_Aim_
Repeat the entries that follow verbatim, without any of their pictures.

Stored entries:
* START *

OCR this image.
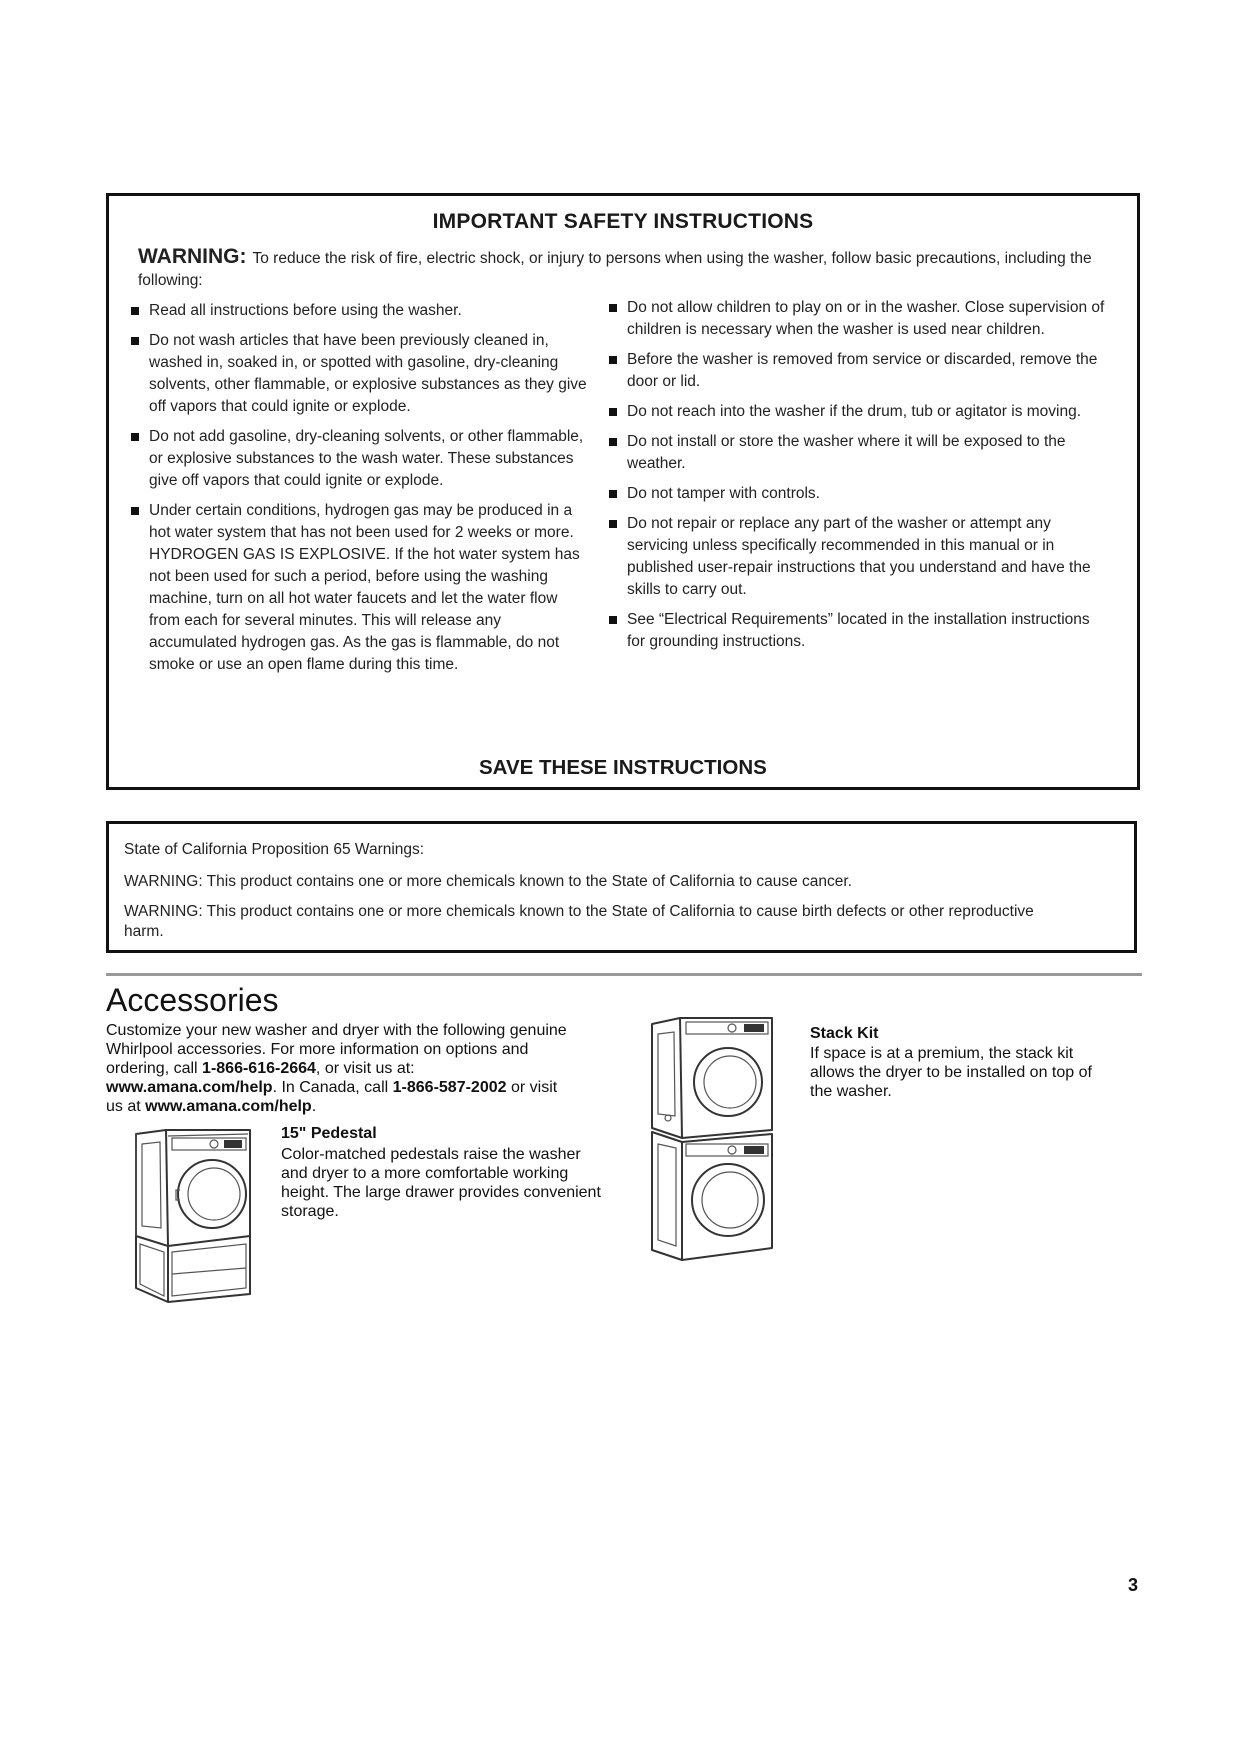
IMPORTANT SAFETY INSTRUCTIONS
WARNING: To reduce the risk of fire, electric shock, or injury to persons when using the washer, follow basic precautions, including the following:
Read all instructions before using the washer.
Do not wash articles that have been previously cleaned in, washed in, soaked in, or spotted with gasoline, dry-cleaning solvents, other flammable, or explosive substances as they give off vapors that could ignite or explode.
Do not add gasoline, dry-cleaning solvents, or other flammable, or explosive substances to the wash water. These substances give off vapors that could ignite or explode.
Under certain conditions, hydrogen gas may be produced in a hot water system that has not been used for 2 weeks or more. HYDROGEN GAS IS EXPLOSIVE. If the hot water system has not been used for such a period, before using the washing machine, turn on all hot water faucets and let the water flow from each for several minutes. This will release any accumulated hydrogen gas. As the gas is flammable, do not smoke or use an open flame during this time.
Do not allow children to play on or in the washer. Close supervision of children is necessary when the washer is used near children.
Before the washer is removed from service or discarded, remove the door or lid.
Do not reach into the washer if the drum, tub or agitator is moving.
Do not install or store the washer where it will be exposed to the weather.
Do not tamper with controls.
Do not repair or replace any part of the washer or attempt any servicing unless specifically recommended in this manual or in published user-repair instructions that you understand and have the skills to carry out.
See “Electrical Requirements” located in the installation instructions for grounding instructions.
SAVE THESE INSTRUCTIONS
State of California Proposition 65 Warnings:
WARNING: This product contains one or more chemicals known to the State of California to cause cancer.
WARNING: This product contains one or more chemicals known to the State of California to cause birth defects or other reproductive harm.
Accessories
Customize your new washer and dryer with the following genuine Whirlpool accessories. For more information on options and ordering, call 1-866-616-2664, or visit us at: www.amana.com/help. In Canada, call 1-866-587-2002 or visit us at www.amana.com/help.
15" Pedestal
Color-matched pedestals raise the washer and dryer to a more comfortable working height. The large drawer provides convenient storage.
Stack Kit
If space is at a premium, the stack kit allows the dryer to be installed on top of the washer.
3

* END *

_Output for this exercise_
OCR this image.
IMPORTANT SAFETY INSTRUCTIONS
WARNING: To reduce the risk of fire, electric shock, or injury to persons when using the washer, follow basic precautions, including the following:
Read all instructions before using the washer.
Do not wash articles that have been previously cleaned in, washed in, soaked in, or spotted with gasoline, dry-cleaning solvents, other flammable, or explosive substances as they give off vapors that could ignite or explode.
Do not add gasoline, dry-cleaning solvents, or other flammable, or explosive substances to the wash water. These substances give off vapors that could ignite or explode.
Under certain conditions, hydrogen gas may be produced in a hot water system that has not been used for 2 weeks or more. HYDROGEN GAS IS EXPLOSIVE. If the hot water system has not been used for such a period, before using the washing machine, turn on all hot water faucets and let the water flow from each for several minutes. This will release any accumulated hydrogen gas. As the gas is flammable, do not smoke or use an open flame during this time.
Do not allow children to play on or in the washer. Close supervision of children is necessary when the washer is used near children.
Before the washer is removed from service or discarded, remove the door or lid.
Do not reach into the washer if the drum, tub or agitator is moving.
Do not install or store the washer where it will be exposed to the weather.
Do not tamper with controls.
Do not repair or replace any part of the washer or attempt any servicing unless specifically recommended in this manual or in published user-repair instructions that you understand and have the skills to carry out.
See “Electrical Requirements” located in the installation instructions for grounding instructions.
SAVE THESE INSTRUCTIONS
State of California Proposition 65 Warnings:
WARNING: This product contains one or more chemicals known to the State of California to cause cancer.
WARNING: This product contains one or more chemicals known to the State of California to cause birth defects or other reproductive harm.
Accessories
Customize your new washer and dryer with the following genuine Whirlpool accessories. For more information on options and ordering, call 1-866-616-2664, or visit us at: www.amana.com/help. In Canada, call 1-866-587-2002 or visit us at www.amana.com/help.
15" Pedestal
Color-matched pedestals raise the washer and dryer to a more comfortable working height. The large drawer provides convenient storage.
Stack Kit
If space is at a premium, the stack kit allows the dryer to be installed on top of the washer.
3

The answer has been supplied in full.